**Given request**
Write every line of the material out exactly as shown.

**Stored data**
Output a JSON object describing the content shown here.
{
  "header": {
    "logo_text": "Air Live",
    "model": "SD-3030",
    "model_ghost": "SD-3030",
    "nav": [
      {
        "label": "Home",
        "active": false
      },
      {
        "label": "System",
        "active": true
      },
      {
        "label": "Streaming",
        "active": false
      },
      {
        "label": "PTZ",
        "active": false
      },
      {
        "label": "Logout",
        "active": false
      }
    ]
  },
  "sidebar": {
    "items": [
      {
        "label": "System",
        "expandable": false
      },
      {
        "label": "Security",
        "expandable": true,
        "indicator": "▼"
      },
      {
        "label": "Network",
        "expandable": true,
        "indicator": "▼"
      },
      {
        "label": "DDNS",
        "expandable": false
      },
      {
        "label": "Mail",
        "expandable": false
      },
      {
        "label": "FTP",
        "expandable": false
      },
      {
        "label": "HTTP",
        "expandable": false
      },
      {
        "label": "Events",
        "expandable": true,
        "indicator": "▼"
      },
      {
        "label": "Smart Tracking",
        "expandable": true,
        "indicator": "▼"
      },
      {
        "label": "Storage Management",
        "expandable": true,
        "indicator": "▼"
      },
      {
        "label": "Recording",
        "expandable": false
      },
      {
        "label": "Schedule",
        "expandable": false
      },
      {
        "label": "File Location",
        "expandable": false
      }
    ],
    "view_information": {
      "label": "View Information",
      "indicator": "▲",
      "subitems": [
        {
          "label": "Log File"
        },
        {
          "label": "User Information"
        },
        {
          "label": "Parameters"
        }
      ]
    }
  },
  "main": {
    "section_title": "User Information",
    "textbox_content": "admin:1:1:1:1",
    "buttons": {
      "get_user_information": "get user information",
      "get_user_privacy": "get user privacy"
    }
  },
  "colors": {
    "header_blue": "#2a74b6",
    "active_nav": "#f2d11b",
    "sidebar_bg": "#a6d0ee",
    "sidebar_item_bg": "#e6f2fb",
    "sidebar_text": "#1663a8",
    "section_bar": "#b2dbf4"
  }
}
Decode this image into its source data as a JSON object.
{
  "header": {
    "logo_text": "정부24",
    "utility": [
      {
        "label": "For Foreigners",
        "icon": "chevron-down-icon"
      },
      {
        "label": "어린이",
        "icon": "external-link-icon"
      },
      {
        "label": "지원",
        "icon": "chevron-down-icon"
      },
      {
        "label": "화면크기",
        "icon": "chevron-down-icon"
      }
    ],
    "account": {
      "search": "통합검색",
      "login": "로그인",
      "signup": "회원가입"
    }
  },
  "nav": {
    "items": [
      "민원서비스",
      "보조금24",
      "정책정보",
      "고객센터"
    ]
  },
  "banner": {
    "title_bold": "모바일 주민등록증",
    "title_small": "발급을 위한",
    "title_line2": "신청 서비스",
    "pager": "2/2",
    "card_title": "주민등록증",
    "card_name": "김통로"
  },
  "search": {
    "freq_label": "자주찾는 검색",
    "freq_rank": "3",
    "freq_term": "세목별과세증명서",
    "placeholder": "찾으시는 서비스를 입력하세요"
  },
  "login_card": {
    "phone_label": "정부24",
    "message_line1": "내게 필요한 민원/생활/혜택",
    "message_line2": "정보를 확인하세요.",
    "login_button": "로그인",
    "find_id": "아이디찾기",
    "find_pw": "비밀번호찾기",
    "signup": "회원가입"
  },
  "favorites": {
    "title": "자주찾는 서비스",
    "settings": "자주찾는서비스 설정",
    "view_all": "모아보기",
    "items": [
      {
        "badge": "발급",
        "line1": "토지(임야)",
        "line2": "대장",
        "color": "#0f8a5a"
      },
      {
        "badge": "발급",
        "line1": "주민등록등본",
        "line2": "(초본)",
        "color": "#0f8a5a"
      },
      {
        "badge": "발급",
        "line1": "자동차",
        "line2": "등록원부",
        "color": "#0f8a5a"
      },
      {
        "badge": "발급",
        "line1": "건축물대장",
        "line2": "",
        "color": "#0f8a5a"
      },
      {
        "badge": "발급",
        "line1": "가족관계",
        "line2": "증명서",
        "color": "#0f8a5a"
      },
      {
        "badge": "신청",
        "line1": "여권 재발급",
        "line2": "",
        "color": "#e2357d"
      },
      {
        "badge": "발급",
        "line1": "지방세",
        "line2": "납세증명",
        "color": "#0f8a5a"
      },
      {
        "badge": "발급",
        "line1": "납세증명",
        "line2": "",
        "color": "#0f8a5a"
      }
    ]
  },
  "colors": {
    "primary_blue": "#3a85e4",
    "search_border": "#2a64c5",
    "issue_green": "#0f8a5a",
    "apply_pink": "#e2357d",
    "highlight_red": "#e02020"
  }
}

**Output of the task**
Output a JSON object describing the content shown here.
{
  "header": {
    "logo_text": "Air Live",
    "model": "SD-3030",
    "model_ghost": "SD-3030",
    "nav": [
      {
        "label": "Home",
        "active": false
      },
      {
        "label": "System",
        "active": true
      },
      {
        "label": "Streaming",
        "active": false
      },
      {
        "label": "PTZ",
        "active": false
      },
      {
        "label": "Logout",
        "active": false
      }
    ]
  },
  "sidebar": {
    "items": [
      {
        "label": "System",
        "expandable": false
      },
      {
        "label": "Security",
        "expandable": true,
        "indicator": "▼"
      },
      {
        "label": "Network",
        "expandable": true,
        "indicator": "▼"
      },
      {
        "label": "DDNS",
        "expandable": false
      },
      {
        "label": "Mail",
        "expandable": false
      },
      {
        "label": "FTP",
        "expandable": false
      },
      {
        "label": "HTTP",
        "expandable": false
      },
      {
        "label": "Events",
        "expandable": true,
        "indicator": "▼"
      },
      {
        "label": "Smart Tracking",
        "expandable": true,
        "indicator": "▼"
      },
      {
        "label": "Storage Management",
        "expandable": true,
        "indicator": "▼"
      },
      {
        "label": "Recording",
        "expandable": false
      },
      {
        "label": "Schedule",
        "expandable": false
      },
      {
        "label": "File Location",
        "expandable": false
      }
    ],
    "view_information": {
      "label": "View Information",
      "indicator": "▲",
      "subitems": [
        {
          "label": "Log File"
        },
        {
          "label": "User Information"
        },
        {
          "label": "Parameters"
        }
      ]
    }
  },
  "main": {
    "section_title": "User Information",
    "textbox_content": "admin:1:1:1:1",
    "buttons": {
      "get_user_information": "get user information",
      "get_user_privacy": "get user privacy"
    }
  },
  "colors": {
    "header_blue": "#2a74b6",
    "active_nav": "#f2d11b",
    "sidebar_bg": "#a6d0ee",
    "sidebar_item_bg": "#e6f2fb",
    "sidebar_text": "#1663a8",
    "section_bar": "#b2dbf4"
  }
}
Decode this image into its source data as a JSON object.
{
  "header": {
    "logo_text": "정부24",
    "utility": [
      {
        "label": "For Foreigners",
        "icon": "chevron-down-icon"
      },
      {
        "label": "어린이",
        "icon": "external-link-icon"
      },
      {
        "label": "지원",
        "icon": "chevron-down-icon"
      },
      {
        "label": "화면크기",
        "icon": "chevron-down-icon"
      }
    ],
    "account": {
      "search": "통합검색",
      "login": "로그인",
      "signup": "회원가입"
    }
  },
  "nav": {
    "items": [
      "민원서비스",
      "보조금24",
      "정책정보",
      "고객센터"
    ]
  },
  "banner": {
    "title_bold": "모바일 주민등록증",
    "title_small": "발급을 위한",
    "title_line2": "신청 서비스",
    "pager": "2/2",
    "card_title": "주민등록증",
    "card_name": "김통로"
  },
  "search": {
    "freq_label": "자주찾는 검색",
    "freq_rank": "3",
    "freq_term": "세목별과세증명서",
    "placeholder": "찾으시는 서비스를 입력하세요"
  },
  "login_card": {
    "phone_label": "정부24",
    "message_line1": "내게 필요한 민원/생활/혜택",
    "message_line2": "정보를 확인하세요.",
    "login_button": "로그인",
    "find_id": "아이디찾기",
    "find_pw": "비밀번호찾기",
    "signup": "회원가입"
  },
  "favorites": {
    "title": "자주찾는 서비스",
    "settings": "자주찾는서비스 설정",
    "view_all": "모아보기",
    "items": [
      {
        "badge": "발급",
        "line1": "토지(임야)",
        "line2": "대장",
        "color": "#0f8a5a"
      },
      {
        "badge": "발급",
        "line1": "주민등록등본",
        "line2": "(초본)",
        "color": "#0f8a5a"
      },
      {
        "badge": "발급",
        "line1": "자동차",
        "line2": "등록원부",
        "color": "#0f8a5a"
      },
      {
        "badge": "발급",
        "line1": "건축물대장",
        "line2": "",
        "color": "#0f8a5a"
      },
      {
        "badge": "발급",
        "line1": "가족관계",
        "line2": "증명서",
        "color": "#0f8a5a"
      },
      {
        "badge": "신청",
        "line1": "여권 재발급",
        "line2": "",
        "color": "#e2357d"
      },
      {
        "badge": "발급",
        "line1": "지방세",
        "line2": "납세증명",
        "color": "#0f8a5a"
      },
      {
        "badge": "발급",
        "line1": "납세증명",
        "line2": "",
        "color": "#0f8a5a"
      }
    ]
  },
  "colors": {
    "primary_blue": "#3a85e4",
    "search_border": "#2a64c5",
    "issue_green": "#0f8a5a",
    "apply_pink": "#e2357d",
    "highlight_red": "#e02020"
  }
}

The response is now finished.